-- start RAW RECORDS --
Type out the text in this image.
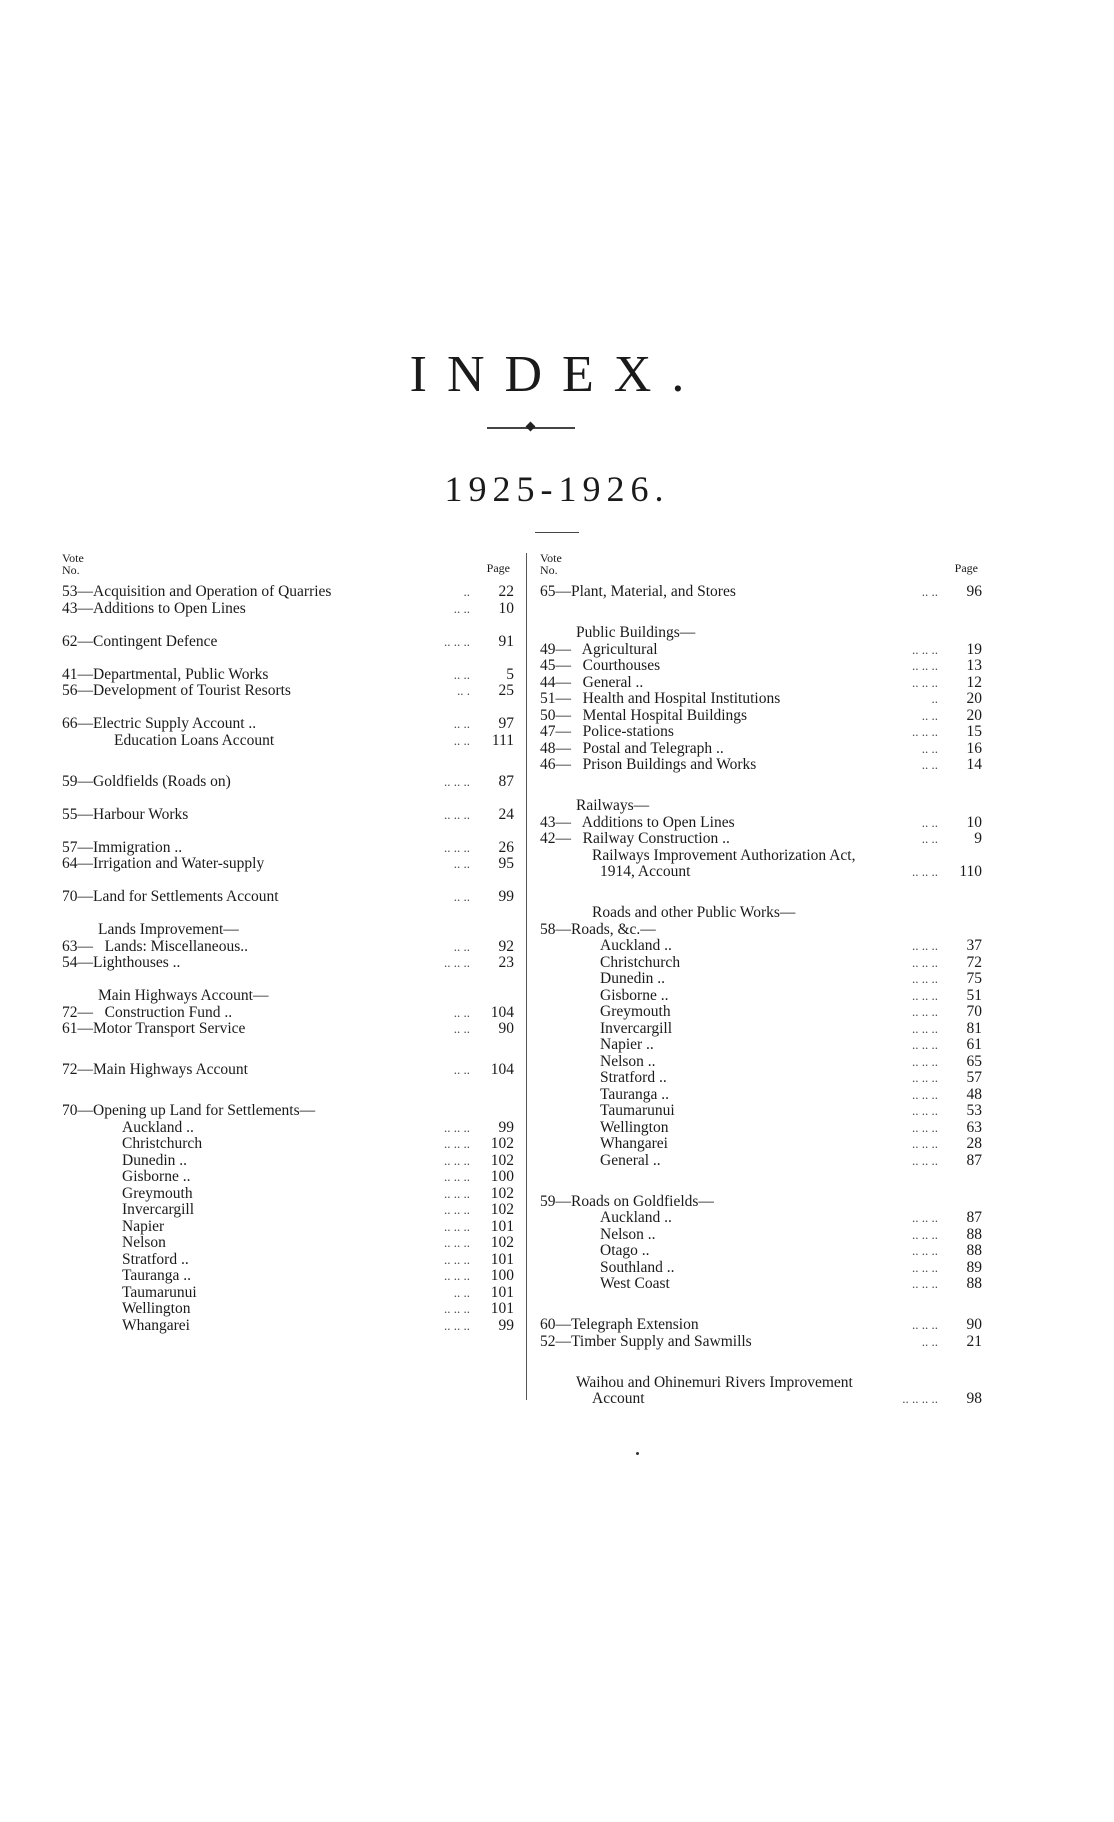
INDEX.
1925-1926.
Vote
No.	Page
53—Acquisition and Operation of Quarries	..	22
43—Additions to Open Lines	.. ..	10
62—Contingent Defence	.. .. ..	91
41—Departmental, Public Works	.. ..	5
56—Development of Tourist Resorts	.. .	25
66—Electric Supply Account ..	.. ..	97
Education Loans Account	.. ..	111
59—Goldfields (Roads on)	.. .. ..	87
55—Harbour Works	.. .. ..	24
57—Immigration ..	.. .. ..	26
64—Irrigation and Water-supply	.. ..	95
70—Land for Settlements Account	.. ..	99
Lands Improvement—
63—   Lands: Miscellaneous..	.. ..	92
54—Lighthouses ..	.. .. ..	23
Main Highways Account—
72—   Construction Fund ..	.. ..	104
61—Motor Transport Service	.. ..	90
72—Main Highways Account	.. ..	104
70—Opening up Land for Settlements—
Auckland ..	.. .. ..	99
Christchurch	.. .. ..	102
Dunedin ..	.. .. ..	102
Gisborne ..	.. .. ..	100
Greymouth	.. .. ..	102
Invercargill	.. .. ..	102
Napier	.. .. ..	101
Nelson	.. .. ..	102
Stratford ..	.. .. ..	101
Tauranga ..	.. .. ..	100
Taumarunui	.. ..	101
Wellington	.. .. ..	101
Whangarei	.. .. ..	99
Vote
No.	Page
65—Plant, Material, and Stores	.. ..	96
Public Buildings—
49—   Agricultural	.. .. ..	19
45—   Courthouses	.. .. ..	13
44—   General ..	.. .. ..	12
51—   Health and Hospital Institutions	..	20
50—   Mental Hospital Buildings	.. ..	20
47—   Police-stations	.. .. ..	15
48—   Postal and Telegraph ..	.. ..	16
46—   Prison Buildings and Works	.. ..	14
Railways—
43—   Additions to Open Lines	.. ..	10
42—   Railway Construction ..	.. ..	9
Railways Improvement Authorization Act,
1914, Account	.. .. ..	110
Roads and other Public Works—
58—Roads, &c.—
Auckland ..	.. .. ..	37
Christchurch	.. .. ..	72
Dunedin ..	.. .. ..	75
Gisborne ..	.. .. ..	51
Greymouth	.. .. ..	70
Invercargill	.. .. ..	81
Napier ..	.. .. ..	61
Nelson ..	.. .. ..	65
Stratford ..	.. .. ..	57
Tauranga ..	.. .. ..	48
Taumarunui	.. .. ..	53
Wellington	.. .. ..	63
Whangarei	.. .. ..	28
General ..	.. .. ..	87
59—Roads on Goldfields—
Auckland ..	.. .. ..	87
Nelson ..	.. .. ..	88
Otago ..	.. .. ..	88
Southland ..	.. .. ..	89
West Coast	.. .. ..	88
60—Telegraph Extension	.. .. ..	90
52—Timber Supply and Sawmills	.. ..	21
Waihou and Ohinemuri Rivers Improvement
Account	.. .. .. ..	98
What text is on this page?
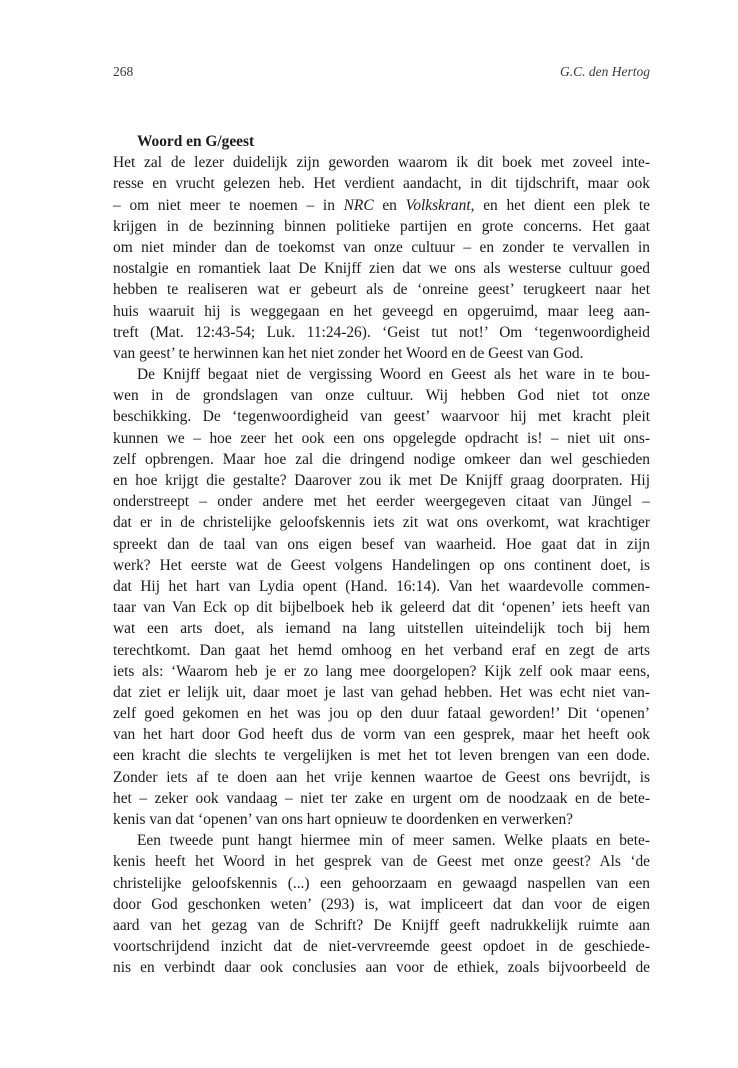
268	G.C. den Hertog
Woord en G/geest
Het zal de lezer duidelijk zijn geworden waarom ik dit boek met zoveel inte-
resse en vrucht gelezen heb. Het verdient aandacht, in dit tijdschrift, maar ook
– om niet meer te noemen – in NRC en Volkskrant, en het dient een plek te
krijgen in de bezinning binnen politieke partijen en grote concerns. Het gaat
om niet minder dan de toekomst van onze cultuur – en zonder te vervallen in
nostalgie en romantiek laat De Knijff zien dat we ons als westerse cultuur goed
hebben te realiseren wat er gebeurt als de ‘onreine geest’ terugkeert naar het
huis waaruit hij is weggegaan en het geveegd en opgeruimd, maar leeg aan-
treft (Mat. 12:43-54; Luk. 11:24-26). ‘Geist tut not!’ Om ‘tegenwoordigheid
van geest’ te herwinnen kan het niet zonder het Woord en de Geest van God.
De Knijff begaat niet de vergissing Woord en Geest als het ware in te bou-
wen in de grondslagen van onze cultuur. Wij hebben God niet tot onze
beschikking. De ‘tegenwoordigheid van geest’ waarvoor hij met kracht pleit
kunnen we – hoe zeer het ook een ons opgelegde opdracht is! – niet uit ons-
zelf opbrengen. Maar hoe zal die dringend nodige omkeer dan wel geschieden
en hoe krijgt die gestalte? Daarover zou ik met De Knijff graag doorpraten. Hij
onderstreept – onder andere met het eerder weergegeven citaat van Jüngel –
dat er in de christelijke geloofskennis iets zit wat ons overkomt, wat krachtiger
spreekt dan de taal van ons eigen besef van waarheid. Hoe gaat dat in zijn
werk? Het eerste wat de Geest volgens Handelingen op ons continent doet, is
dat Hij het hart van Lydia opent (Hand. 16:14). Van het waardevolle commen-
taar van Van Eck op dit bijbelboek heb ik geleerd dat dit ‘openen’ iets heeft van
wat een arts doet, als iemand na lang uitstellen uiteindelijk toch bij hem
terechtkomt. Dan gaat het hemd omhoog en het verband eraf en zegt de arts
iets als: ‘Waarom heb je er zo lang mee doorgelopen? Kijk zelf ook maar eens,
dat ziet er lelijk uit, daar moet je last van gehad hebben. Het was echt niet van-
zelf goed gekomen en het was jou op den duur fataal geworden!’ Dit ‘openen’
van het hart door God heeft dus de vorm van een gesprek, maar het heeft ook
een kracht die slechts te vergelijken is met het tot leven brengen van een dode.
Zonder iets af te doen aan het vrije kennen waartoe de Geest ons bevrijdt, is
het – zeker ook vandaag – niet ter zake en urgent om de noodzaak en de bete-
kenis van dat ‘openen’ van ons hart opnieuw te doordenken en verwerken?
Een tweede punt hangt hiermee min of meer samen. Welke plaats en bete-
kenis heeft het Woord in het gesprek van de Geest met onze geest? Als ‘de
christelijke geloofskennis (...) een gehoorzaam en gewaagd naspellen van een
door God geschonken weten’ (293) is, wat impliceert dat dan voor de eigen
aard van het gezag van de Schrift? De Knijff geeft nadrukkelijk ruimte aan
voortschrijdend inzicht dat de niet-vervreemde geest opdoet in de geschiede-
nis en verbindt daar ook conclusies aan voor de ethiek, zoals bijvoorbeeld de
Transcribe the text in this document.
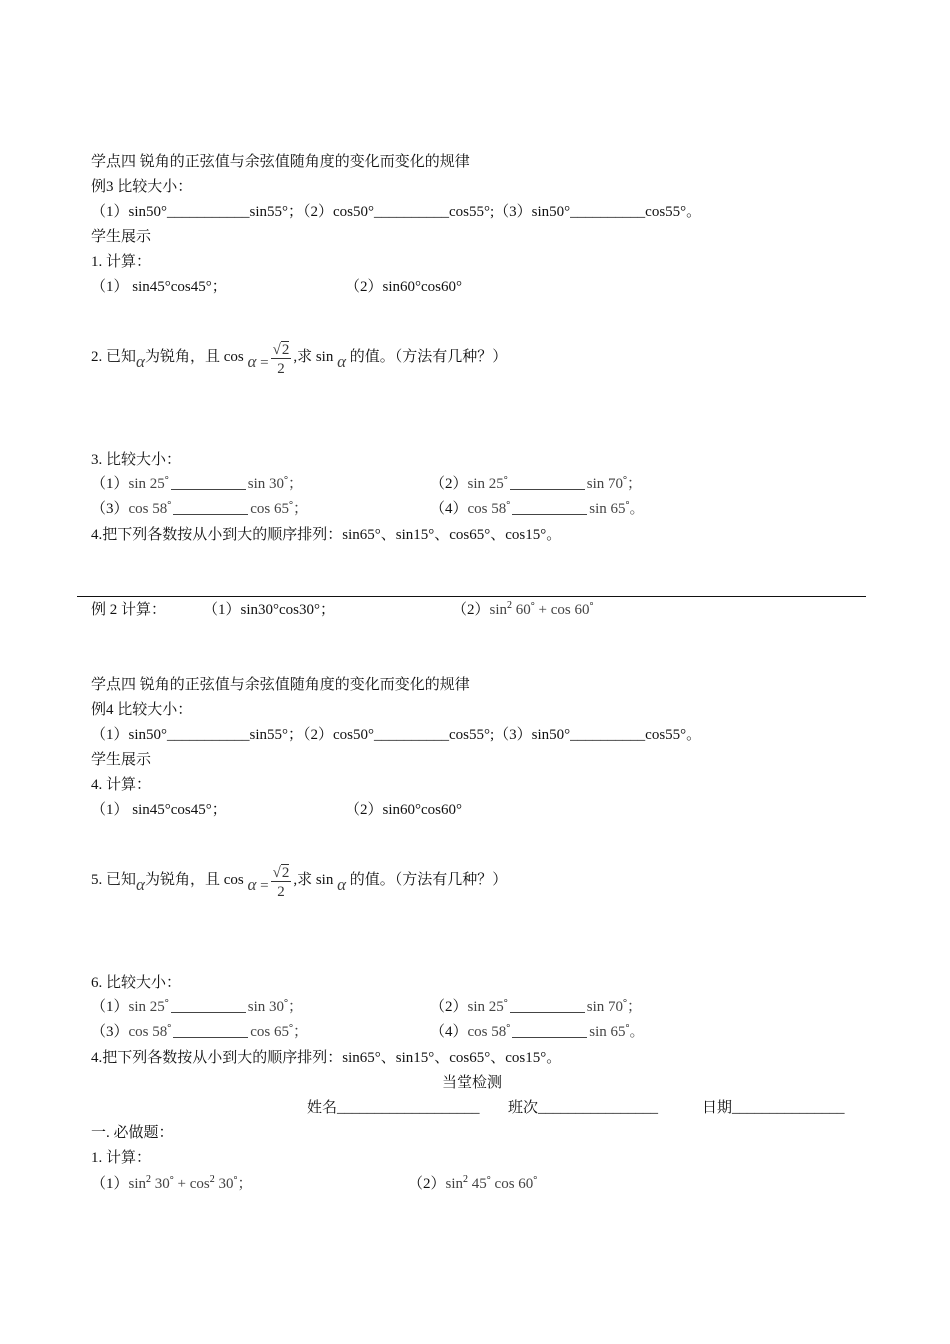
学点四 锐角的正弦值与余弦值随角度的变化而变化的规律
例3 比较大小：
（1）sin50°___________sin55°；（2）cos50°__________cos55°;（3）sin50°__________cos55°。
学生展示
1. 计算：
（1） sin45°cos45°；	（2）sin60°cos60°
2. 已知α为锐角，且 $\cos \alpha = \frac{√2}{2}$ ,求 sin α 的值。（方法有几种？）
3. 比较大小：
（1）sin 25°	sin 30°；	（2）sin 25°	sin 70°；
（3）cos 58°	cos 65°；	（4）cos 58°	sin 65°。
4.把下列各数按从小到大的顺序排列：sin65°、sin15°、cos65°、cos15°。
例 2 计算： （1）sin30°cos30°；	$(2)\sin^2$ 60° + cos 60°
学点四 锐角的正弦值与余弦值随角度的变化而变化的规律
例4 比较大小：
（1）sin50°___________sin55°；（2）cos50°__________cos55°;（3）sin50°__________cos55°。
学生展示
4. 计算：
（1） sin45°cos45°；	（2）sin60°cos60°
5. 已知α为锐角，且 $\cos \alpha = \frac{√2}{2}$ ,求 sin α 的值。（方法有几种？）
6. 比较大小：
（1）sin 25°	sin 30°；	（2）sin 25°	sin 70°；
（3）cos 58°	cos 65°；	（4）cos 58°	sin 65°。
4.把下列各数按从小到大的顺序排列：sin65°、sin15°、cos65°、cos15°。
当堂检测
姓名___________________ 班次________________	日期_______________
一. 必做题：
1. 计算：
$(1)\sin^2$ $30^\circ + \cos^2 30^\circ$；	$(2)\sin^2$ 45° cos 60°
-- end RAW RECORDS --
TASK INSTRUCTIONS:
All lines above with "arts" in them should be returned.

EXERCISE RESPONSE:
wat een arts doet, als iemand na lang uitstellen uiteindelijk toch bij hem
terechtkomt. Dan gaat het hemd omhoog en het verband eraf en zegt de arts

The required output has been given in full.